==== TEXT SHOWN

But this integration came with limitations. The 10g version of OBIEE didn’t really have a proper OLAP-style query tool, such that when you drilled-down from one hierarchy level to another, it kept adding columns to the report and placing filters on the column you’ve drilled on, and there was no proper hierarchical selection tool, meaning that Essbase users moving from tools such as SmartView or WebAnalysis found OBIEE 10g to be a very “relational” query environment. In addition, only level-based hierarchies were supported within the Oracle BI Repository, and whilst OBIEE did a good job in “unraveling” the parent-child hierarchies in Essbase into corresponding level-based hierarchy when you imported an Essbase outline into the repository, changes to the hierarchy – particularly adding new levels or generations into the Essbase hierarchy – usually meant that you had to re-import the whole Essbase cube back into the repository, losing any integration work that you’d done beforehand.

So OBIEE 11g offered a bunch of improvements that were particularly aimed at Essbase, and other OLAP server, customers; the new hierarchical columns feature brought proper OLAP analysis to OBIEE, and coupled with OLAP-oriented features such as hierarchical prompts and selection steps, made OBIEE 11g a much more conducive environment for Essbase users.

There’s much better support for Essbase-native features such as value-based hierarchies, alternate hierarchies, multiple alias tables, UDAs and other Essbase artifacts, and the value-based hierarchy feature in particular is very welcome as it can avoid the need to completely re-import your Essbase database if your outline gains additional hierarchy levels.

So coupled with the new and improved visualization capabilities in OBIEE 11g, including maps, scorecards, improved dashboard controls, the whole new UI, improved BI Publisher and so on, there’s a lot to recommend OBIEE 11g to users of the “legacy” Hyperion tools looking for a bit of a refresh of their BI environment.

========

GOAL 1 → List the Essbase-native features that the OBIEE and Essbase text names as having much better support.
GOAL 2 → In the OBIEE and Essbase text, which type of hierarchy was the only one supported within the Oracle BI Repository in the 10g version?
GOAL 3 → Pick up the OBIEE and Essbase text after its last sentence and keep writing.
The records have nothing to do with the OBIEE and Essbase text.

==== DATA RECORDS

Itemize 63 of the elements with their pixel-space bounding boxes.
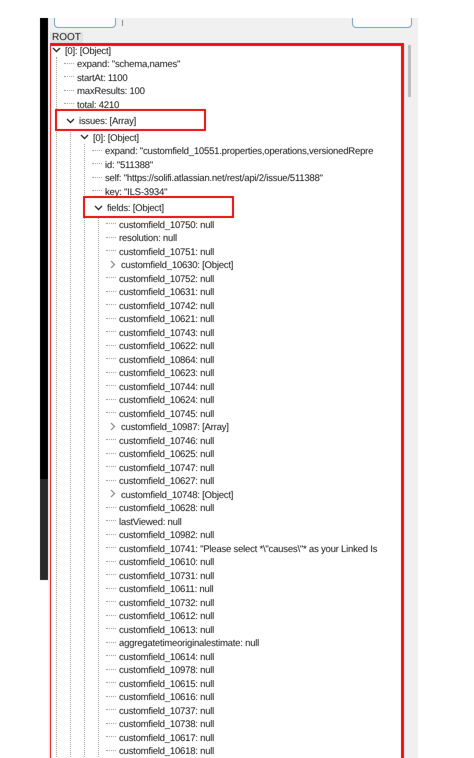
tree-item[interactable]: customfield_10745: null [119, 408, 214, 420]
chevron-down-icon[interactable] [52, 45, 61, 54]
tree-item[interactable]: customfield_10612: null [119, 611, 214, 622]
tree-item[interactable]: customfield_10630: [Object] [121, 260, 234, 272]
tree-item[interactable]: customfield_10731: null [119, 570, 214, 582]
tree-item[interactable]: customfield_10978: null [119, 665, 214, 676]
tree-item[interactable]: customfield_10631: null [119, 287, 214, 298]
tree-item[interactable]: customfield_10982: null [119, 530, 214, 542]
scrollbar-thumb[interactable] [408, 45, 411, 97]
tree-item[interactable]: customfield_10748: [Object] [121, 490, 234, 501]
tree-item[interactable]: customfield_10744: null [119, 382, 214, 393]
tree-item[interactable]: [0]: [Object] [93, 132, 139, 144]
tree-item[interactable]: customfield_10751: null [119, 246, 214, 258]
tree-item[interactable]: expand: "customfield_10551.properties,operations,versionedRepre [105, 146, 374, 158]
tree-item[interactable]: customfield_10611: null [119, 584, 214, 596]
tree-item[interactable]: customfield_10623: null [119, 368, 214, 380]
tree-item[interactable]: customfield_10732: null [119, 598, 214, 609]
tree-item[interactable]: customfield_10742: null [119, 300, 214, 312]
tree-item[interactable]: total: 4210 [77, 100, 120, 111]
tree-item[interactable]: customfield_10743: null [119, 328, 214, 339]
tree-item[interactable]: customfield_10625: null [119, 449, 214, 460]
tree-item[interactable]: customfield_10610: null [119, 557, 214, 568]
chevron-right-icon[interactable] [108, 489, 117, 498]
tree-item[interactable]: aggregatetimeoriginalestimate: null [119, 638, 260, 650]
tree-item[interactable]: customfield_10737: null [119, 706, 214, 717]
toolbar-button[interactable] [352, 18, 412, 28]
tree-item[interactable]: maxResults: 100 [77, 86, 145, 98]
toolbar-button[interactable] [54, 18, 116, 28]
tree-item[interactable]: customfield_10746: null [119, 436, 214, 447]
tree-item[interactable]: self: "https://solifi.atlassian.net/rest/api/2/issue/511388" [105, 173, 323, 184]
chevron-down-icon[interactable] [80, 132, 89, 142]
tree-item[interactable]: customfield_10747: null [119, 462, 214, 474]
chevron-down-icon[interactable] [66, 116, 75, 125]
chevron-right-icon[interactable] [108, 422, 117, 431]
tree-item[interactable]: customfield_10738: null [119, 719, 214, 730]
tree-item[interactable]: customfield_10622: null [119, 341, 214, 352]
tree-item[interactable]: customfield_10614: null [119, 652, 214, 663]
tree-item[interactable]: customfield_10617: null [119, 732, 214, 744]
tree-item[interactable]: customfield_10621: null [119, 314, 214, 326]
tree-item[interactable]: issues: [Array] [79, 116, 136, 128]
tree-item[interactable]: customfield_10627: null [119, 476, 214, 488]
tree-item[interactable]: [0]: [Object] [65, 46, 111, 57]
tree-item[interactable]: customfield_10616: null [119, 692, 214, 704]
root-label: ROOT [50, 32, 83, 43]
chevron-right-icon[interactable] [108, 260, 117, 269]
tree-item[interactable]: customfield_10987: [Array] [121, 422, 229, 434]
tree-item[interactable]: customfield_10618: null [119, 746, 214, 758]
tree-item[interactable]: fields: [Object] [107, 203, 164, 214]
tree-item[interactable]: customfield_10864: null [119, 354, 214, 366]
tree-item[interactable]: customfield_10613: null [119, 624, 214, 636]
tree-item[interactable]: key: "ILS-3934" [105, 186, 168, 198]
chevron-down-icon[interactable] [94, 202, 103, 212]
tree-item[interactable]: customfield_10624: null [119, 395, 214, 406]
tree-item[interactable]: customfield_10741: "Please select *\"causes\"* as your Linked Is [119, 544, 378, 555]
tree-item[interactable]: resolution: null [119, 233, 177, 244]
tree-item[interactable]: lastViewed: null [119, 516, 182, 528]
tree-item[interactable]: customfield_10752: null [119, 274, 214, 285]
tree-item[interactable]: customfield_10750: null [119, 220, 214, 231]
tree-item[interactable]: id: "511388" [105, 160, 153, 171]
tree-item[interactable]: customfield_10628: null [119, 503, 214, 514]
tree-item[interactable]: startAt: 1100 [77, 72, 128, 84]
tree-item[interactable]: expand: "schema,names" [77, 59, 180, 70]
tree-item[interactable]: customfield_10615: null [119, 678, 214, 690]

========

TASK OUTPUT 1 → Value-based hierarchies, alternate hierarchies, multiple alias tables, UDAs

TASK OUTPUT 2 → Level-based hierarchies.

TASK OUTPUT 3 →
Some of the new capabilities in OBIEE 11g, such as the action framework, may not immediately obvious to Hyperion users as useful to them, but they actually bring the ability to create additional integration between the platforms. One thing that’s still lacking, for example, is the ability to write-back from the dashboard to Essbase (you can write back to relational sources, but not Essbase, yet), and you can also use it to call actions that, for example, run a calc script or perform an allocation routine. If you take a look at the new 11.1.1.5 version of the SampleApp (due out in a couple of weeks), there’s some working examples “from the field” that perform this function, and there’s a posting on our blog from last year that show how you can use the Action Framework, and the Credential Store within Oracle Fusion Middleware, to provide integration between the OBIEE toolset and the Hyperion toolset.

As you’ll also be on the OBIEE platform, Oracle’s “strategic” BI direction, you’ll also be able to take advantage of features such as Oracle Enterprise Manager, Oracle Platform Security Services, and all the other middleware features that come with 11g. And you’ll be able to also integrate with the Oracle Business Intelligence Applications, giving you the ability to reach through to an integrated data warehouse sourcing data from Oracle E-Business Suite, SAP, Siebel and Peoplesoft.

But with every new feature, you’re going to expect to hit some new issues. Some things haven’t changed in this release compared to 10g; if you do need to make changes to the Essbase database metadata in your Oracle BI Repository and you can’t get around it by switching to value-based hierarchies, you still need to re-import the whole outline as there’s no “sync” or “incremental import” feature in OBIEE 11g. The Oracle BI Server still function-ships very few OBIEE functions down to MDX functions, so you’ll either have to have the BI Server perform analytic-style functions for you, or you’ll need to use the EVALUATE function to pass them down yourself. And we’ve actually lost the integration between Hyperion Workspace and the OBIEE dashboard, so if you want both OBIEE and the Hyperion tools to use the same directory, you’ll need to connect them both to an external LDAP server, and use some other SSO solution over both products rather than the “point-to-point” solution that worked with OBIEE 10g.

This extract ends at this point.